PROMPT » Write out, word for word, every line from the one containing "Type out the text in this image." through the last line of the records below, both ends included.
▬▬▬▬▬▬▬▬▬▬
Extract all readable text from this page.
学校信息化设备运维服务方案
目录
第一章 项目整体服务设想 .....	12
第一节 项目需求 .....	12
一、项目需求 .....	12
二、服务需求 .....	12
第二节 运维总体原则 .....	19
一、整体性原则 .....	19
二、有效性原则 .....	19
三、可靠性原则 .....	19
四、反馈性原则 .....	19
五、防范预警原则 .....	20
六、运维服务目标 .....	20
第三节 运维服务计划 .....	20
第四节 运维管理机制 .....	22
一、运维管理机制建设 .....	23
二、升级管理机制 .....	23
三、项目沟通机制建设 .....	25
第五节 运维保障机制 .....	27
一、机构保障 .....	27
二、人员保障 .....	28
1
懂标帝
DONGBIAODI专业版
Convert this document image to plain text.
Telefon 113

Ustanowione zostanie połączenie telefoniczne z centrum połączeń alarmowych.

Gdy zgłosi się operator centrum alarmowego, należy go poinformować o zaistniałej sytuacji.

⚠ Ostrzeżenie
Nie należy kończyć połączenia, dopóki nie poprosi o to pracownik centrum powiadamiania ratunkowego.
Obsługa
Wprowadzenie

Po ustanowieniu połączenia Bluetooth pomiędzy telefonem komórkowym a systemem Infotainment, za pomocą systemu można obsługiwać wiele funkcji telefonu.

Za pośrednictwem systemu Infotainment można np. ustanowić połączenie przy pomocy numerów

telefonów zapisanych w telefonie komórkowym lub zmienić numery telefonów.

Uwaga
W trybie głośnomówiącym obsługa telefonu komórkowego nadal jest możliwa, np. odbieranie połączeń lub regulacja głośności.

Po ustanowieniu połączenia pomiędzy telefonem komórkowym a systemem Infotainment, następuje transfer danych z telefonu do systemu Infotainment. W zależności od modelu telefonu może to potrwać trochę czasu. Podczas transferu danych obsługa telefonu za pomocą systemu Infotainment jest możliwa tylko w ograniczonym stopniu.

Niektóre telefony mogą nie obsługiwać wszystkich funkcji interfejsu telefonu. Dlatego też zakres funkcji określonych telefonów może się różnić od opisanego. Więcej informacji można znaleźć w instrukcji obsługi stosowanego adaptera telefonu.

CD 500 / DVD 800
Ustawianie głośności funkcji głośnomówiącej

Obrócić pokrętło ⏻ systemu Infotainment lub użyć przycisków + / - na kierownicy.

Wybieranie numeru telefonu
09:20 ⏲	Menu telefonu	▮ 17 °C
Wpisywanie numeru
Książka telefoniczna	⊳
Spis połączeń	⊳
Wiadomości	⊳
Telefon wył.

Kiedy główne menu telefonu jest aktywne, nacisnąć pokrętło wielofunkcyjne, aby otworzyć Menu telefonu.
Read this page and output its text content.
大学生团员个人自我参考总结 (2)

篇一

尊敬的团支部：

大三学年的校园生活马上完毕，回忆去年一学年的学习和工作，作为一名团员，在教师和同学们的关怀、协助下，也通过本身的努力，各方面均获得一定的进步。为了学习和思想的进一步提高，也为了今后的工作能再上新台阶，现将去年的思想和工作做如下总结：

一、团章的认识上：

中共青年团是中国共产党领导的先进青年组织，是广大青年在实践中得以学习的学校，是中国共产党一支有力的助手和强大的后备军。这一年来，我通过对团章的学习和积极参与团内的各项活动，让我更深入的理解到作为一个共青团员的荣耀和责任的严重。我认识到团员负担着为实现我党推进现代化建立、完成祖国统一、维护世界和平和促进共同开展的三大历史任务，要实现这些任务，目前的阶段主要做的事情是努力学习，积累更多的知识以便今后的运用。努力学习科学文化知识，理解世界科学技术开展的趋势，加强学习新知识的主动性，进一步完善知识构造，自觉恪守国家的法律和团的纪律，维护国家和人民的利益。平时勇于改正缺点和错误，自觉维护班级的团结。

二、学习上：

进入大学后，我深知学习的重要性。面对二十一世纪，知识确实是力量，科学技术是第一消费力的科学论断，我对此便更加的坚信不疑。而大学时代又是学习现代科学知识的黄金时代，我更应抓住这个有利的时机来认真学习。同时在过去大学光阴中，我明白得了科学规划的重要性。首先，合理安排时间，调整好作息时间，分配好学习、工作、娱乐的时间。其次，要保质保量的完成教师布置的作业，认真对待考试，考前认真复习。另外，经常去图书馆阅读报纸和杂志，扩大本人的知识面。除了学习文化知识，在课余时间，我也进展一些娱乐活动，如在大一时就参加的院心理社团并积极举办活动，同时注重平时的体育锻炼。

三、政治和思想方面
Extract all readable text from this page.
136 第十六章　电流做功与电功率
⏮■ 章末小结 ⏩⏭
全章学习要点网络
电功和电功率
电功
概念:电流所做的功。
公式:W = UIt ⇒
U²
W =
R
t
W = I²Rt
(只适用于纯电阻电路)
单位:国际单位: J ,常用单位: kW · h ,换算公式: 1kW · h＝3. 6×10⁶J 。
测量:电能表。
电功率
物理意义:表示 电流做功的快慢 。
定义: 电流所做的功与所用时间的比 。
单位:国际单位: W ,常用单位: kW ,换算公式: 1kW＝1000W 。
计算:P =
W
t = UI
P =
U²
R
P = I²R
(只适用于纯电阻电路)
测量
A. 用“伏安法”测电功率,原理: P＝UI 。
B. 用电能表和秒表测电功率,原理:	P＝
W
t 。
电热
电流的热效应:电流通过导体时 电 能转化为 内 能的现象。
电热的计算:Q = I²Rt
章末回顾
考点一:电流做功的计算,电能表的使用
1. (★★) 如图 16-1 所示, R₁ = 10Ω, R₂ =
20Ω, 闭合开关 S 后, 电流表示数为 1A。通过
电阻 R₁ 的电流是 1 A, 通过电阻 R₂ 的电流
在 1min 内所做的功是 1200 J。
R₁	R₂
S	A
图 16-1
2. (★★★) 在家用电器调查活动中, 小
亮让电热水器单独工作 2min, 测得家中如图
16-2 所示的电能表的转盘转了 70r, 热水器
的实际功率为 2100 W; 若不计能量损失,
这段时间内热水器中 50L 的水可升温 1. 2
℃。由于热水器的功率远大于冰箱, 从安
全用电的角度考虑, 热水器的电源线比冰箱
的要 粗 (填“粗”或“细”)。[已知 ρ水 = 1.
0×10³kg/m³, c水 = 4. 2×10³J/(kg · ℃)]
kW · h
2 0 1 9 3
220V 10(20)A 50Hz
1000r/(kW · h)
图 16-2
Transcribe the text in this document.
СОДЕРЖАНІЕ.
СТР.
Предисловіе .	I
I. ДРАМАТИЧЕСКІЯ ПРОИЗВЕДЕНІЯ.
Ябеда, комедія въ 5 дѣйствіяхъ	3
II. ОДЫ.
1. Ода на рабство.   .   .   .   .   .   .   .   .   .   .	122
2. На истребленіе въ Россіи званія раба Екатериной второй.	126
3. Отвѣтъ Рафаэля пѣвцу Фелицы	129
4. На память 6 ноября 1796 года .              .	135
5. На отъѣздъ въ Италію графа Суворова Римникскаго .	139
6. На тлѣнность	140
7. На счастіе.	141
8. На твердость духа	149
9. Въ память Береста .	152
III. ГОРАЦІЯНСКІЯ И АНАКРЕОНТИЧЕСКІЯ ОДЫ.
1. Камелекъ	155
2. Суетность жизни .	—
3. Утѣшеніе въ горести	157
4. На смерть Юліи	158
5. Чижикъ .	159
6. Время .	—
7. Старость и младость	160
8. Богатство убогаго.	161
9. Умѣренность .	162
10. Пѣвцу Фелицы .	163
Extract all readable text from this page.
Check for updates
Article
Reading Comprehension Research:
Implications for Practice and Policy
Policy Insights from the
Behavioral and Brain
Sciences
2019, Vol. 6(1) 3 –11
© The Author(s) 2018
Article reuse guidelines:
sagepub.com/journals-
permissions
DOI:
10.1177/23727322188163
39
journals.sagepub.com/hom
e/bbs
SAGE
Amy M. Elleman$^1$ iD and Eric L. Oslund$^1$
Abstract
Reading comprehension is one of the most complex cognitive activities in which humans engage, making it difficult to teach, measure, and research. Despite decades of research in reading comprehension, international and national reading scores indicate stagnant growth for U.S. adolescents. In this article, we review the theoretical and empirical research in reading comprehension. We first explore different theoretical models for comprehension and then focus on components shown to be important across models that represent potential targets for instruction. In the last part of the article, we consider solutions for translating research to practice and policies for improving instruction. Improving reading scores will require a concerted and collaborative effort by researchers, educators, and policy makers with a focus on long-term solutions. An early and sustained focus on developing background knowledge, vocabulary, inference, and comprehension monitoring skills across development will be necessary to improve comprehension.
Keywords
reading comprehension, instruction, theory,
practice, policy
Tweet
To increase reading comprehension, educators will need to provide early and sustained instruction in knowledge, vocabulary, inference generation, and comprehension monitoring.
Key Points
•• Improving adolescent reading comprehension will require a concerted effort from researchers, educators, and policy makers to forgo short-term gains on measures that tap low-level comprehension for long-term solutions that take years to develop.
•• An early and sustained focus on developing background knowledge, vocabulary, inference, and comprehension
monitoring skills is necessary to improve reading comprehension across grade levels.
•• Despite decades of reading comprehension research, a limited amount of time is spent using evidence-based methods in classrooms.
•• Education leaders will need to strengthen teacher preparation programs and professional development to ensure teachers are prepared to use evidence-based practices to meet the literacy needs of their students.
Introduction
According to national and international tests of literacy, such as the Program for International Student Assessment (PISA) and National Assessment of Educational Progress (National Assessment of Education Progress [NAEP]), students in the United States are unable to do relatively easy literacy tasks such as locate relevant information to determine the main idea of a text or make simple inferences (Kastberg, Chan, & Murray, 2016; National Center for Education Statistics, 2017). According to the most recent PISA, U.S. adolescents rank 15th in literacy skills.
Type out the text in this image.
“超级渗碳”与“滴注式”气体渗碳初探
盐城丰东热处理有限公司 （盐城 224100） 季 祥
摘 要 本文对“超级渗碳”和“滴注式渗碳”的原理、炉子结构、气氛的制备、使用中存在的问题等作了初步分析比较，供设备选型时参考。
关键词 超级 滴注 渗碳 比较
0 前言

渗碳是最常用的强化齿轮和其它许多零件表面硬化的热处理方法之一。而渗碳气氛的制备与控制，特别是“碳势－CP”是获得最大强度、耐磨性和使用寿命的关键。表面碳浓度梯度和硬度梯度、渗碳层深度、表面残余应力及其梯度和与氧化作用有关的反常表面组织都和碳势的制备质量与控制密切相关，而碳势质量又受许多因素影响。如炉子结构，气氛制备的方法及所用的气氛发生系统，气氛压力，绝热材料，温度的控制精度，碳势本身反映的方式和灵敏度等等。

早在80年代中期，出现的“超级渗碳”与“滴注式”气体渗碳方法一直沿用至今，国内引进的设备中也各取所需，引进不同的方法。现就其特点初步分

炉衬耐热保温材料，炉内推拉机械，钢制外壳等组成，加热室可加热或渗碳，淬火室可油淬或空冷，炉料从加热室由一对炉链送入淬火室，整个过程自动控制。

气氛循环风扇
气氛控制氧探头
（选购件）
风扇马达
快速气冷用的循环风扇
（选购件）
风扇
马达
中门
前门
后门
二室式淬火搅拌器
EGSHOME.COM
▬▬▬▬▬▬▬▬▬▬
SOLUTION FOR THIS PROBLEM »
Type out the text in this image.
“超级渗碳”与“滴注式”气体渗碳初探
盐城丰东热处理有限公司 （盐城 224100） 季 祥
摘 要 本文对“超级渗碳”和“滴注式渗碳”的原理、炉子结构、气氛的制备、使用中存在的问题等作了初步分析比较，供设备选型时参考。
关键词 超级 滴注 渗碳 比较
0 前言

渗碳是最常用的强化齿轮和其它许多零件表面硬化的热处理方法之一。而渗碳气氛的制备与控制，特别是“碳势－CP”是获得最大强度、耐磨性和使用寿命的关键。表面碳浓度梯度和硬度梯度、渗碳层深度、表面残余应力及其梯度和与氧化作用有关的反常表面组织都和碳势的制备质量与控制密切相关，而碳势质量又受许多因素影响。如炉子结构，气氛制备的方法及所用的气氛发生系统，气氛压力，绝热材料，温度的控制精度，碳势本身反映的方式和灵敏度等等。

早在80年代中期，出现的“超级渗碳”与“滴注式”气体渗碳方法一直沿用至今，国内引进的设备中也各取所需，引进不同的方法。现就其特点初步分

炉衬耐热保温材料，炉内推拉机械，钢制外壳等组成，加热室可加热或渗碳，淬火室可油淬或空冷，炉料从加热室由一对炉链送入淬火室，整个过程自动控制。

气氛循环风扇
气氛控制氧探头
（选购件）
风扇马达
快速气冷用的循环风扇
（选购件）
风扇
马达
中门
前门
后门
二室式淬火搅拌器
EGSHOME.COM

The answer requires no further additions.